Document extract:
((

# How Long does the Bleeding Last?



## sarah_george

Hi Girls as I said in a previous post i micarried on Sunday Morning, I started bleeding on Friday night but quite heavy from Sunday, anyway I am feeling really drained and too weak to go back to work yet, I am wondering how long roughly i should expect this bleeding to go on for? I was 6 weeks 2 days but sure i have lost way more than 1 and a half cycles worth already! sure it doesnt work like that though. I was told i cleared out my uterus myself so i didnt need a d and c if that makes any difference, I just want to feel like my old self again, thanks x


----------



## porkpie1981

sorry for ur loss. 

Im not too sure as im asking the same  tho ive had a d & C and 19 days and still a touch of bleeding:hissy:


----------



## Chalrhow

Sorry i dont have an answer... but would like to know also how long the bleeding lasts... i had a miscarriage on friday at 10wks and im still passing big clots and bleeding heavy... feeling very drained also... ive had a blood test and my hemaglobin was 13 on friday so ok... just feeling sore and exhausted... sorry for your loss


----------



## bethyb

hey hun.
i miscarried at home last saturday but started spotting on the thursday 3rd April. I have just about stopped bleeding but im still spotting and have blood when i wipe and feel emotionally totally drained...


----------



## honeybunch2k7

I'm sorry for your loss. I bled for 10-14 days, but i had a d&e. Horrid!


----------



## m_t_rose

I had a miscarriage at 6 weeks 3 days and my bleeding lasted for over a week and a half. It was very heavy and clotty at first and then was like a normal period. I hope it ends quicker for you.

))

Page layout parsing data
((

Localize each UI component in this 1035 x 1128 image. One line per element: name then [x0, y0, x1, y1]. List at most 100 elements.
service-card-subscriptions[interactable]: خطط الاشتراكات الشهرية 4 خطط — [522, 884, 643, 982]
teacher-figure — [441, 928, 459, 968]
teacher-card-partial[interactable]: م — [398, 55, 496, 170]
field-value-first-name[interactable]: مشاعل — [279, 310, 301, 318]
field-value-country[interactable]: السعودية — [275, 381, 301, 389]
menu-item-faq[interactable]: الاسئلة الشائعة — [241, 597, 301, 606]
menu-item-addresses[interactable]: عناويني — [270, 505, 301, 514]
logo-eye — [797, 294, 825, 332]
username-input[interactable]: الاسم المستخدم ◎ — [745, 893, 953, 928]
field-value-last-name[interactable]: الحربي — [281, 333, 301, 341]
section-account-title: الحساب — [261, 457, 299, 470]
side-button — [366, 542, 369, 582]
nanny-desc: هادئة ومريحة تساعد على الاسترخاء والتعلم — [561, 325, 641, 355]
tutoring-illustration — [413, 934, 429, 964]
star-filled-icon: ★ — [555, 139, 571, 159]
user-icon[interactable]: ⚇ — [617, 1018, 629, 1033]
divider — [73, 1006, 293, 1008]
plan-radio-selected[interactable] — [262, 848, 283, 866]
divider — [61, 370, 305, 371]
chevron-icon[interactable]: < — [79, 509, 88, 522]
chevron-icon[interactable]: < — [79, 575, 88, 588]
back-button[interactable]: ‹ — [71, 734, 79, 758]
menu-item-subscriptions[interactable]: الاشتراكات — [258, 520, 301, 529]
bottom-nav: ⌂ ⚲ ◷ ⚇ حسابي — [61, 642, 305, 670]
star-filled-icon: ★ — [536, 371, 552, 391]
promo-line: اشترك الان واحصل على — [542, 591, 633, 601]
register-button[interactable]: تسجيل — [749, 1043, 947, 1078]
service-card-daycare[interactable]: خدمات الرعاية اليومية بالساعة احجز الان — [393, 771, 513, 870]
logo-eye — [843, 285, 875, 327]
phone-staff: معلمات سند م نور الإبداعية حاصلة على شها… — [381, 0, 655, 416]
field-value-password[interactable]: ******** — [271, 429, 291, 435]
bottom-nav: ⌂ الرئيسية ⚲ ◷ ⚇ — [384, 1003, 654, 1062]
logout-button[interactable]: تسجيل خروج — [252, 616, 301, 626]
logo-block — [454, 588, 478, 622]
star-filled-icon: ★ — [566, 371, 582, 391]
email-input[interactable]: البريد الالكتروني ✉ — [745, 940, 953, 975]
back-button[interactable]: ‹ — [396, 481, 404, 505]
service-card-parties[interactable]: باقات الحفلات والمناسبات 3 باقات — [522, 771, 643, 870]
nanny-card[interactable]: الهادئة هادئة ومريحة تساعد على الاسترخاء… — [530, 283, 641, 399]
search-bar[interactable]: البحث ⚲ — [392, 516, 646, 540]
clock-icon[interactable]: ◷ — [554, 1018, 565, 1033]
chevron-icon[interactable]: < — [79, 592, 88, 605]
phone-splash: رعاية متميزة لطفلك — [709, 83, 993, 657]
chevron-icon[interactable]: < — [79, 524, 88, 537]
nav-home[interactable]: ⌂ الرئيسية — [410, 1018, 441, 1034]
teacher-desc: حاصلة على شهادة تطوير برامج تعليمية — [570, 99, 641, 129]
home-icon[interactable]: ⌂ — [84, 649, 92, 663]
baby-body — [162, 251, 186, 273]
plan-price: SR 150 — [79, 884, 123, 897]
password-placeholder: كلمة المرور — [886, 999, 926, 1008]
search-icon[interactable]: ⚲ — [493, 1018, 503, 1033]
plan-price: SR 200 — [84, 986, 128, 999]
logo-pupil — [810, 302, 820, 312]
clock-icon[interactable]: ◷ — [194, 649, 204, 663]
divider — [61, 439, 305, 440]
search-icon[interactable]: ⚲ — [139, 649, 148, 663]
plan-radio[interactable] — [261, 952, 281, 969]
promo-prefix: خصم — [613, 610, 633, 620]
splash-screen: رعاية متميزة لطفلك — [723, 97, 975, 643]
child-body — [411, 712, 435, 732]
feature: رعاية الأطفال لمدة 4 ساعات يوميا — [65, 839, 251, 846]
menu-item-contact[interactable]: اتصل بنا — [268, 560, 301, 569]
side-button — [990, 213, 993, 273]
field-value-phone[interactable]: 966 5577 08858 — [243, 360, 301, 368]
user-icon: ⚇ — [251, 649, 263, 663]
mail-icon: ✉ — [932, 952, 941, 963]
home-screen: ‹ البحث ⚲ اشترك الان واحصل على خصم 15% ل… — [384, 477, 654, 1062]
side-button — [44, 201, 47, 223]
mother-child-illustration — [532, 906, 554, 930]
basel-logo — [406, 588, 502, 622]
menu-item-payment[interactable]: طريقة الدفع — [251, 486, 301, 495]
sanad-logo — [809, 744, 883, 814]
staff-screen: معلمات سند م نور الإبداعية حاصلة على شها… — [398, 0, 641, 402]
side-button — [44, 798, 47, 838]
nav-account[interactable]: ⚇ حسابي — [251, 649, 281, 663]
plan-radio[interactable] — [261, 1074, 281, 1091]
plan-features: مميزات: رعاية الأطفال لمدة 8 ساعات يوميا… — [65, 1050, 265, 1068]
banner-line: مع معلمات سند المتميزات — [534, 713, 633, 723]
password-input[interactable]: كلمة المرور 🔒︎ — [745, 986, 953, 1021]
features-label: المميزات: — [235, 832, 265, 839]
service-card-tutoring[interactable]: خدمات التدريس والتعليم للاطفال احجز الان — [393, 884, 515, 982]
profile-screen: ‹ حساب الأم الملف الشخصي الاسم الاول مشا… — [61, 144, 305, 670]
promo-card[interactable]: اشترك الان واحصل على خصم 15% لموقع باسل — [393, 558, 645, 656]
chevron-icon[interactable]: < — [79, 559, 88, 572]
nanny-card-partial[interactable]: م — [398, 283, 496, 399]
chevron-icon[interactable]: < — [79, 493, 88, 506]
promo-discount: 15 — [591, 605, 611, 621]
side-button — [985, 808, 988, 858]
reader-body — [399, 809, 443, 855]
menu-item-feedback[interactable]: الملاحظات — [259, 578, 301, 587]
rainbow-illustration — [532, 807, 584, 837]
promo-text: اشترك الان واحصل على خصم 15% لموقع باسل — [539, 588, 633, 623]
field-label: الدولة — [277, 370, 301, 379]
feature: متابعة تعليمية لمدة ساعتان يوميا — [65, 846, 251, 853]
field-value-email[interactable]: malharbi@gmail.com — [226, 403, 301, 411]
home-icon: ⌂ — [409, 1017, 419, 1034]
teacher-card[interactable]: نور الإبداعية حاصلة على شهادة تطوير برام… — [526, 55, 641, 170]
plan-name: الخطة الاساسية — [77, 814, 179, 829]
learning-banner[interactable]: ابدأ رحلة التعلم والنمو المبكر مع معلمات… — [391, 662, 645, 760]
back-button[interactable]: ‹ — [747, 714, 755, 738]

))

Exercise brief:
Quote the part of the forum thread about bleeding after a miscarriage that falls between "Hi Girls as" and "for ur loss.", inclusive.

Result for this exercise:
Hi Girls as I said in a previous post i micarried on Sunday Morning, I started bleeding on Friday night but quite heavy from Sunday, anyway I am feeling really drained and too weak to go back to work yet, I am wondering how long roughly i should expect this bleeding to go on for? I was 6 weeks 2 days but sure i have lost way more than 1 and a half cycles worth already! sure it doesnt work like that though. I was told i cleared out my uterus myself so i didnt need a d and c if that makes any difference, I just want to feel like my old self again, thanks x


----------



## porkpie1981

sorry for ur loss.